> _Work to be completed_:
Repeat the data from its first line up to and including the line that contains "y-tick-label: 20.00 [42, 216, 78, 227]", reproducing each line exactly.

> _Excerpt from a dataset_:
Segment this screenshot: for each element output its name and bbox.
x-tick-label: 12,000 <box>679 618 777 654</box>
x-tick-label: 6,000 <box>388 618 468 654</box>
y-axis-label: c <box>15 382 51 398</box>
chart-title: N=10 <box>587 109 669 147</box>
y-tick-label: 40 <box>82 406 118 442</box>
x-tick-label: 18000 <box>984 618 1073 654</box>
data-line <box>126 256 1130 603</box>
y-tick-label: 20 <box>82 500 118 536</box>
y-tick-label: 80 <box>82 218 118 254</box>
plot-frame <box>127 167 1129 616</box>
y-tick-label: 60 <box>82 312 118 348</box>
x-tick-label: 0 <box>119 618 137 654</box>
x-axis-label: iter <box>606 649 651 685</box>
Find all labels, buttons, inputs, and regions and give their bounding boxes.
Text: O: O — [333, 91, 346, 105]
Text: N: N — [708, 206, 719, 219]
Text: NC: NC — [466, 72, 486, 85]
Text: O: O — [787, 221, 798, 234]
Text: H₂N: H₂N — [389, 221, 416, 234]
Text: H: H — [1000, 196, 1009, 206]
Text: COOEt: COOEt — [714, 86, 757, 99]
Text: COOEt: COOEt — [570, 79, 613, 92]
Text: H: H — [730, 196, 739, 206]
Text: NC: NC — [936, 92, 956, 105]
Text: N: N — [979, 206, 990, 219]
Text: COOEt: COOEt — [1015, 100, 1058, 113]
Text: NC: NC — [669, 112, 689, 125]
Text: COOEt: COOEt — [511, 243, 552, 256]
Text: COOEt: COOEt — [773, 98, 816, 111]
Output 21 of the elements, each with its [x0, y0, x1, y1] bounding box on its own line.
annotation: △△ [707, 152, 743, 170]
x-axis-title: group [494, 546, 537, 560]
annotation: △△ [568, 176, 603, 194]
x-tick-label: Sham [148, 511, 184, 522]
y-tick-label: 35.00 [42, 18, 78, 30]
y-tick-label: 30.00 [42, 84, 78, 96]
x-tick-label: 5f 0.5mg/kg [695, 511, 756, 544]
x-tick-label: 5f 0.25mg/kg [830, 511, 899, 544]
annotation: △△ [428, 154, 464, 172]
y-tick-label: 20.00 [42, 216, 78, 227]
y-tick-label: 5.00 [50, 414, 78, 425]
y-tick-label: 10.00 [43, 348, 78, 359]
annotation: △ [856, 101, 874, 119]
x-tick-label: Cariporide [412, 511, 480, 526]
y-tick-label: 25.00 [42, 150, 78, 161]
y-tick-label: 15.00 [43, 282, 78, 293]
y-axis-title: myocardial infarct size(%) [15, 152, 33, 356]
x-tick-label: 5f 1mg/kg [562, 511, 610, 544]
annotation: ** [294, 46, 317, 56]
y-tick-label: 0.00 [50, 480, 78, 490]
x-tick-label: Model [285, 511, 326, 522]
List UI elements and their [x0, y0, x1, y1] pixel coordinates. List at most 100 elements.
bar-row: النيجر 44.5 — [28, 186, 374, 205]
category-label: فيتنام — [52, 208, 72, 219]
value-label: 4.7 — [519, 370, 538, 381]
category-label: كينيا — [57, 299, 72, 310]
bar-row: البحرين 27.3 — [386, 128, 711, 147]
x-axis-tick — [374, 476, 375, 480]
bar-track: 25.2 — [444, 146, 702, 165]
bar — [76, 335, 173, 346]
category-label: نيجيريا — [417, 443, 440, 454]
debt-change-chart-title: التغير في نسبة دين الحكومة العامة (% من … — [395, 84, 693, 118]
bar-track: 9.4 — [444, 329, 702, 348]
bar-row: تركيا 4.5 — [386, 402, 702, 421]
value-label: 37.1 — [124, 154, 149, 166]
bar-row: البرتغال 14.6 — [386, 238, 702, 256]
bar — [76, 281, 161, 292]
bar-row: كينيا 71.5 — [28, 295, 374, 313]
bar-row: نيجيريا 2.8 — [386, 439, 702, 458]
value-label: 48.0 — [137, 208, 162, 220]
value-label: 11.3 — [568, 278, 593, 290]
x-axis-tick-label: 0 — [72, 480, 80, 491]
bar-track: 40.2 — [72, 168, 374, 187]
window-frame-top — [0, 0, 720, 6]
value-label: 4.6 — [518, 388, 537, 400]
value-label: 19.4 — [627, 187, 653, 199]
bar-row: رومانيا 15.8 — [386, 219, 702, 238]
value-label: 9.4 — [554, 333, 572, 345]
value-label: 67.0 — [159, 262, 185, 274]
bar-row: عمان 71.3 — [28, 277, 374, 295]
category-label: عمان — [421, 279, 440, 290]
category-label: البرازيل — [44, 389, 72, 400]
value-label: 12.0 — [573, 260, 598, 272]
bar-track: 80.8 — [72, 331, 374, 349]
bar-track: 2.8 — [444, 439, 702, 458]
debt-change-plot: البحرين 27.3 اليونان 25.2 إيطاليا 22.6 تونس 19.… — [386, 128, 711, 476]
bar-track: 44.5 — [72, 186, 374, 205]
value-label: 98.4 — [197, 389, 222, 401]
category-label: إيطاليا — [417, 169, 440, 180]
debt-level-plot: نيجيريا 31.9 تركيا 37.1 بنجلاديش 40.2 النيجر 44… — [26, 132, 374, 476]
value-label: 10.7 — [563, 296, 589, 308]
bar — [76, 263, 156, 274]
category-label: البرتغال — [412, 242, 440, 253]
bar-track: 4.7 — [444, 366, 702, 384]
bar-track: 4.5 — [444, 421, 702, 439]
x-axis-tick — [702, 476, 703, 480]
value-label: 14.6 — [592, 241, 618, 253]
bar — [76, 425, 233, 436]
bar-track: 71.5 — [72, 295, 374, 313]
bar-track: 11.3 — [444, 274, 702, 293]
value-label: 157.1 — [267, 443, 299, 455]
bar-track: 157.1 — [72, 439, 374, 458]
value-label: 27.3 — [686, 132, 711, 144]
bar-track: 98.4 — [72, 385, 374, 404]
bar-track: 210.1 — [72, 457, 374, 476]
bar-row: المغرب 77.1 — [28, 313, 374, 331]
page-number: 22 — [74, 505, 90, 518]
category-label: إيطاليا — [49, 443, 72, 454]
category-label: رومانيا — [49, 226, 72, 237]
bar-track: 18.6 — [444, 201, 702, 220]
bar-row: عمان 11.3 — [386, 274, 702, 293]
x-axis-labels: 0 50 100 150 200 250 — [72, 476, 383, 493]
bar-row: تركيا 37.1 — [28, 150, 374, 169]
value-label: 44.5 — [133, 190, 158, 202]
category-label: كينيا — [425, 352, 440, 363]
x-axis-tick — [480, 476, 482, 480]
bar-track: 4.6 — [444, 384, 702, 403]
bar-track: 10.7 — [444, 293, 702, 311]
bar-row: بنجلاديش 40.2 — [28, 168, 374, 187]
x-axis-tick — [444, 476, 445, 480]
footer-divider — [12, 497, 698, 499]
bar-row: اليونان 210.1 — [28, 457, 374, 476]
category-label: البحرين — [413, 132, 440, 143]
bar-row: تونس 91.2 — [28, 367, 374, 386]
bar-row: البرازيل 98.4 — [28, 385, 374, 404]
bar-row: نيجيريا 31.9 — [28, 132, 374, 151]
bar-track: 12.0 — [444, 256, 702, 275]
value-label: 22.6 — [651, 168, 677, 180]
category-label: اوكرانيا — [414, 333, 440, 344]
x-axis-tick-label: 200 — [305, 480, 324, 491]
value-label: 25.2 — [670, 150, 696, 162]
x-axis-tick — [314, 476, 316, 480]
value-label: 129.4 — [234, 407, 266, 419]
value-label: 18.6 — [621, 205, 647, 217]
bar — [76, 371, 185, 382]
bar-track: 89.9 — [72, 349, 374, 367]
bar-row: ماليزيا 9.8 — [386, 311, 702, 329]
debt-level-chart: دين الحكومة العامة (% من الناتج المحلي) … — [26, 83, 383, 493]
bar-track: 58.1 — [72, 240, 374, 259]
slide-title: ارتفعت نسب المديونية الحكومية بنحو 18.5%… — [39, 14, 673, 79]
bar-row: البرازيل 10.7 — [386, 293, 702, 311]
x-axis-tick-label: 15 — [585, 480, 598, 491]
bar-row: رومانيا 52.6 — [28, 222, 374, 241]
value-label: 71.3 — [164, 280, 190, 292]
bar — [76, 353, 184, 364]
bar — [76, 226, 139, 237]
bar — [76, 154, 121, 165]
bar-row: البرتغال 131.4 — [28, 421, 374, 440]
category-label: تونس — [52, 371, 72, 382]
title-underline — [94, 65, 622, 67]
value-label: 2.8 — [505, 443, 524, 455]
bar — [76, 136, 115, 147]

> _Correct result_:
Segment this screenshot: for each element output its name and bbox.
x-tick-label: 12,000 <box>679 618 777 654</box>
x-tick-label: 6,000 <box>388 618 468 654</box>
y-axis-label: c <box>15 382 51 398</box>
chart-title: N=10 <box>587 109 669 147</box>
y-tick-label: 40 <box>82 406 118 442</box>
x-tick-label: 18000 <box>984 618 1073 654</box>
data-line <box>126 256 1130 603</box>
y-tick-label: 20 <box>82 500 118 536</box>
y-tick-label: 80 <box>82 218 118 254</box>
plot-frame <box>127 167 1129 616</box>
y-tick-label: 60 <box>82 312 118 348</box>
x-tick-label: 0 <box>119 618 137 654</box>
x-axis-label: iter <box>606 649 651 685</box>
Find all labels, buttons, inputs, and regions and give their bounding boxes.
Text: O: O — [333, 91, 346, 105]
Text: N: N — [708, 206, 719, 219]
Text: NC: NC — [466, 72, 486, 85]
Text: O: O — [787, 221, 798, 234]
Text: H₂N: H₂N — [389, 221, 416, 234]
Text: H: H — [1000, 196, 1009, 206]
Text: COOEt: COOEt — [714, 86, 757, 99]
Text: COOEt: COOEt — [570, 79, 613, 92]
Text: H: H — [730, 196, 739, 206]
Text: NC: NC — [936, 92, 956, 105]
Text: N: N — [979, 206, 990, 219]
Text: COOEt: COOEt — [1015, 100, 1058, 113]
Text: NC: NC — [669, 112, 689, 125]
Text: COOEt: COOEt — [511, 243, 552, 256]
Text: COOEt: COOEt — [773, 98, 816, 111]
Output 21 of the elements, each with its [x0, y0, x1, y1] bounding box on its own line.
annotation: △△ [707, 152, 743, 170]
x-axis-title: group [494, 546, 537, 560]
annotation: △△ [568, 176, 603, 194]
x-tick-label: Sham [148, 511, 184, 522]
y-tick-label: 35.00 [42, 18, 78, 30]
y-tick-label: 30.00 [42, 84, 78, 96]
x-tick-label: 5f 0.5mg/kg [695, 511, 756, 544]
x-tick-label: 5f 0.25mg/kg [830, 511, 899, 544]
annotation: △△ [428, 154, 464, 172]
y-tick-label: 20.00 [42, 216, 78, 227]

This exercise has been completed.